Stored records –
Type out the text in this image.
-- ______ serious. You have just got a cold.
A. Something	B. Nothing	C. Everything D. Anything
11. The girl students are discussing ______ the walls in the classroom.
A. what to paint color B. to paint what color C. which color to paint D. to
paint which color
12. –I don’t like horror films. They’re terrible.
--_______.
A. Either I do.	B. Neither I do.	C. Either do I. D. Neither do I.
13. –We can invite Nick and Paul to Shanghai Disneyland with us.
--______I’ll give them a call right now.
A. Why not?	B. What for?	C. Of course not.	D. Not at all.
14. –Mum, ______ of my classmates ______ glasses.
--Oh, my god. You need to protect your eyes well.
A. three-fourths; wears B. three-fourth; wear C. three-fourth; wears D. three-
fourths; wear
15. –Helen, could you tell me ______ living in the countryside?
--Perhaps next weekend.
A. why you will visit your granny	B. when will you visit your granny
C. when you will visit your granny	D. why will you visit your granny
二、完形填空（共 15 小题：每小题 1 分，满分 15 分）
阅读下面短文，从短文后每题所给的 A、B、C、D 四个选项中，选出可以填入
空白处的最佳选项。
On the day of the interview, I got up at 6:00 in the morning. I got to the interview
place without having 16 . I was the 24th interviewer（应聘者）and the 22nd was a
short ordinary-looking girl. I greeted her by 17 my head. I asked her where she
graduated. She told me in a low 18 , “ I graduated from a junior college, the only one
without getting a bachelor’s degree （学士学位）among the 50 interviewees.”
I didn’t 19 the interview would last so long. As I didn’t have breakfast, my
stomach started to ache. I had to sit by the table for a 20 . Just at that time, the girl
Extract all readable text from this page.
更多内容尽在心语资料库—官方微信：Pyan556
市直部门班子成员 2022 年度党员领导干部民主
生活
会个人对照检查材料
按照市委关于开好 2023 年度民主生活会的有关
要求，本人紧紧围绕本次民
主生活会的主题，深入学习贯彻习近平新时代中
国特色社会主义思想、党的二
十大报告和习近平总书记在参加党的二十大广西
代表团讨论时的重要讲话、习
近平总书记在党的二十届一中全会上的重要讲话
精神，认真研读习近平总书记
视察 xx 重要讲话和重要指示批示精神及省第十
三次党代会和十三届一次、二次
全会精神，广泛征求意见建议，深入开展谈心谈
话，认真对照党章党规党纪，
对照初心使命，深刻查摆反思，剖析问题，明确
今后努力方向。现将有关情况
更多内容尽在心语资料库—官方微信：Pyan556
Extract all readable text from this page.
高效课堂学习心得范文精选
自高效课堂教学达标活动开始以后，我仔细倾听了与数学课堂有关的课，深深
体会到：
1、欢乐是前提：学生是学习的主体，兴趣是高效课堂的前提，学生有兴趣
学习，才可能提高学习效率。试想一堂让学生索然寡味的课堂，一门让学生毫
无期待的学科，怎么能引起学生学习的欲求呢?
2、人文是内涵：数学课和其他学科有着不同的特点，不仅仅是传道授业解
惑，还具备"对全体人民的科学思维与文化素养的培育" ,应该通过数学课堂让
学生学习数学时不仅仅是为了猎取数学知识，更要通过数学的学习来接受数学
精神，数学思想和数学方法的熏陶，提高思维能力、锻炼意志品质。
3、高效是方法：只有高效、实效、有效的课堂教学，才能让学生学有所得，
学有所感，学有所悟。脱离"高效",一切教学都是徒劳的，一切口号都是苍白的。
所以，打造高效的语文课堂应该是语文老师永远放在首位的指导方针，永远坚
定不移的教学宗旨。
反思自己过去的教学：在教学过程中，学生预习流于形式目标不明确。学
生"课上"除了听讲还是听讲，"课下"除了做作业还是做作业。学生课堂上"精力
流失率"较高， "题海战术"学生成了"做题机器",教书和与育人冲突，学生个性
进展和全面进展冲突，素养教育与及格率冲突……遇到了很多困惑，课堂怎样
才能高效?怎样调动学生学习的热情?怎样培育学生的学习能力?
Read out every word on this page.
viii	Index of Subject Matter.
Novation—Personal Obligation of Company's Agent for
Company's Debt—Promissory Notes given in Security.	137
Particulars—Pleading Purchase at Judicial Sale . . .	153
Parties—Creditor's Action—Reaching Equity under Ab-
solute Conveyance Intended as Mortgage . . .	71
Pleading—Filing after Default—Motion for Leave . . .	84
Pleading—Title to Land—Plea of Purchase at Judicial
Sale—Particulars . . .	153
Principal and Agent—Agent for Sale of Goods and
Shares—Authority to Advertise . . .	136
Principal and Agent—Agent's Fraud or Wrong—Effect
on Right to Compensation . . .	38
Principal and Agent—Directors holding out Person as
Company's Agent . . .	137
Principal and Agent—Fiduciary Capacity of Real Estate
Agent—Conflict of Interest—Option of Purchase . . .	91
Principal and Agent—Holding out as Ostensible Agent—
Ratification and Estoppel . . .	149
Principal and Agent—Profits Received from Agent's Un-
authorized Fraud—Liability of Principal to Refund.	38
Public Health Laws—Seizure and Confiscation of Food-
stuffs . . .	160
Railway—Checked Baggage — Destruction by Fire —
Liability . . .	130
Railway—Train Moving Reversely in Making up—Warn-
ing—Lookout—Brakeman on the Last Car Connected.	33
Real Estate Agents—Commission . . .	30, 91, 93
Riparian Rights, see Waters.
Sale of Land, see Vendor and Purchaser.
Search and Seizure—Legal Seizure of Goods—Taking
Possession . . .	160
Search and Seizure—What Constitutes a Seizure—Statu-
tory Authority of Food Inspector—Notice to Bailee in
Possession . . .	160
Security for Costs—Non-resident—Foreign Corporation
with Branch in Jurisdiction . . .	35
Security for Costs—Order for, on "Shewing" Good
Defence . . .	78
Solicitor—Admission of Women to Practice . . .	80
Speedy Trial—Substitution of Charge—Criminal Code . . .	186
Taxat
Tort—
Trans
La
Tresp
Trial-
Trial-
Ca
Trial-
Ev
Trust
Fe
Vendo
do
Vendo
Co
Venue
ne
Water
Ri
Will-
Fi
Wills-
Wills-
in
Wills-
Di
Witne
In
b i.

What the exercise asks – The records above should be restated word for word, please.

Solution –
Type out the text in this image.
-- ______ serious. You have just got a cold.
A. Something	B. Nothing	C. Everything D. Anything
11. The girl students are discussing ______ the walls in the classroom.
A. what to paint color B. to paint what color C. which color to paint D. to
paint which color
12. –I don’t like horror films. They’re terrible.
--_______.
A. Either I do.	B. Neither I do.	C. Either do I. D. Neither do I.
13. –We can invite Nick and Paul to Shanghai Disneyland with us.
--______I’ll give them a call right now.
A. Why not?	B. What for?	C. Of course not.	D. Not at all.
14. –Mum, ______ of my classmates ______ glasses.
--Oh, my god. You need to protect your eyes well.
A. three-fourths; wears B. three-fourth; wear C. three-fourth; wears D. three-
fourths; wear
15. –Helen, could you tell me ______ living in the countryside?
--Perhaps next weekend.
A. why you will visit your granny	B. when will you visit your granny
C. when you will visit your granny	D. why will you visit your granny
二、完形填空（共 15 小题：每小题 1 分，满分 15 分）
阅读下面短文，从短文后每题所给的 A、B、C、D 四个选项中，选出可以填入
空白处的最佳选项。
On the day of the interview, I got up at 6:00 in the morning. I got to the interview
place without having 16 . I was the 24th interviewer（应聘者）and the 22nd was a
short ordinary-looking girl. I greeted her by 17 my head. I asked her where she
graduated. She told me in a low 18 , “ I graduated from a junior college, the only one
without getting a bachelor’s degree （学士学位）among the 50 interviewees.”
I didn’t 19 the interview would last so long. As I didn’t have breakfast, my
stomach started to ache. I had to sit by the table for a 20 . Just at that time, the girl
Extract all readable text from this page.
更多内容尽在心语资料库—官方微信：Pyan556
市直部门班子成员 2022 年度党员领导干部民主
生活
会个人对照检查材料
按照市委关于开好 2023 年度民主生活会的有关
要求，本人紧紧围绕本次民
主生活会的主题，深入学习贯彻习近平新时代中
国特色社会主义思想、党的二
十大报告和习近平总书记在参加党的二十大广西
代表团讨论时的重要讲话、习
近平总书记在党的二十届一中全会上的重要讲话
精神，认真研读习近平总书记
视察 xx 重要讲话和重要指示批示精神及省第十
三次党代会和十三届一次、二次
全会精神，广泛征求意见建议，深入开展谈心谈
话，认真对照党章党规党纪，
对照初心使命，深刻查摆反思，剖析问题，明确
今后努力方向。现将有关情况
更多内容尽在心语资料库—官方微信：Pyan556
Extract all readable text from this page.
高效课堂学习心得范文精选
自高效课堂教学达标活动开始以后，我仔细倾听了与数学课堂有关的课，深深
体会到：
1、欢乐是前提：学生是学习的主体，兴趣是高效课堂的前提，学生有兴趣
学习，才可能提高学习效率。试想一堂让学生索然寡味的课堂，一门让学生毫
无期待的学科，怎么能引起学生学习的欲求呢?
2、人文是内涵：数学课和其他学科有着不同的特点，不仅仅是传道授业解
惑，还具备"对全体人民的科学思维与文化素养的培育" ,应该通过数学课堂让
学生学习数学时不仅仅是为了猎取数学知识，更要通过数学的学习来接受数学
精神，数学思想和数学方法的熏陶，提高思维能力、锻炼意志品质。
3、高效是方法：只有高效、实效、有效的课堂教学，才能让学生学有所得，
学有所感，学有所悟。脱离"高效",一切教学都是徒劳的，一切口号都是苍白的。
所以，打造高效的语文课堂应该是语文老师永远放在首位的指导方针，永远坚
定不移的教学宗旨。
反思自己过去的教学：在教学过程中，学生预习流于形式目标不明确。学
生"课上"除了听讲还是听讲，"课下"除了做作业还是做作业。学生课堂上"精力
流失率"较高， "题海战术"学生成了"做题机器",教书和与育人冲突，学生个性
进展和全面进展冲突，素养教育与及格率冲突……遇到了很多困惑，课堂怎样
才能高效?怎样调动学生学习的热情?怎样培育学生的学习能力?
Read out every word on this page.
viii	Index of Subject Matter.
Novation—Personal Obligation of Company's Agent for
Company's Debt—Promissory Notes given in Security.	137
Particulars—Pleading Purchase at Judicial Sale . . .	153
Parties—Creditor's Action—Reaching Equity under Ab-
solute Conveyance Intended as Mortgage . . .	71
Pleading—Filing after Default—Motion for Leave . . .	84
Pleading—Title to Land—Plea of Purchase at Judicial
Sale—Particulars . . .	153
Principal and Agent—Agent for Sale of Goods and
Shares—Authority to Advertise . . .	136
Principal and Agent—Agent's Fraud or Wrong—Effect
on Right to Compensation . . .	38
Principal and Agent—Directors holding out Person as
Company's Agent . . .	137
Principal and Agent—Fiduciary Capacity of Real Estate
Agent—Conflict of Interest—Option of Purchase . . .	91
Principal and Agent—Holding out as Ostensible Agent—
Ratification and Estoppel . . .	149
Principal and Agent—Profits Received from Agent's Un-
authorized Fraud—Liability of Principal to Refund.	38
Public Health Laws—Seizure and Confiscation of Food-
stuffs . . .	160
Railway—Checked Baggage — Destruction by Fire —
Liability . . .	130
Railway—Train Moving Reversely in Making up—Warn-
ing—Lookout—Brakeman on the Last Car Connected.	33
Real Estate Agents—Commission . . .	30, 91, 93
Riparian Rights, see Waters.
Sale of Land, see Vendor and Purchaser.
Search and Seizure—Legal Seizure of Goods—Taking
Possession . . .	160
Search and Seizure—What Constitutes a Seizure—Statu-
tory Authority of Food Inspector—Notice to Bailee in
Possession . . .	160
Security for Costs—Non-resident—Foreign Corporation
with Branch in Jurisdiction . . .	35
Security for Costs—Order for, on "Shewing" Good
Defence . . .	78
Solicitor—Admission of Women to Practice . . .	80
Speedy Trial—Substitution of Charge—Criminal Code . . .	186
Taxat
Tort—
Trans
La
Tresp
Trial-
Trial-
Ca
Trial-
Ev
Trust
Fe
Vendo
do
Vendo
Co
Venue
ne
Water
Ri
Will-
Fi
Wills-
Wills-
in
Wills-
Di
Witne
In
b i.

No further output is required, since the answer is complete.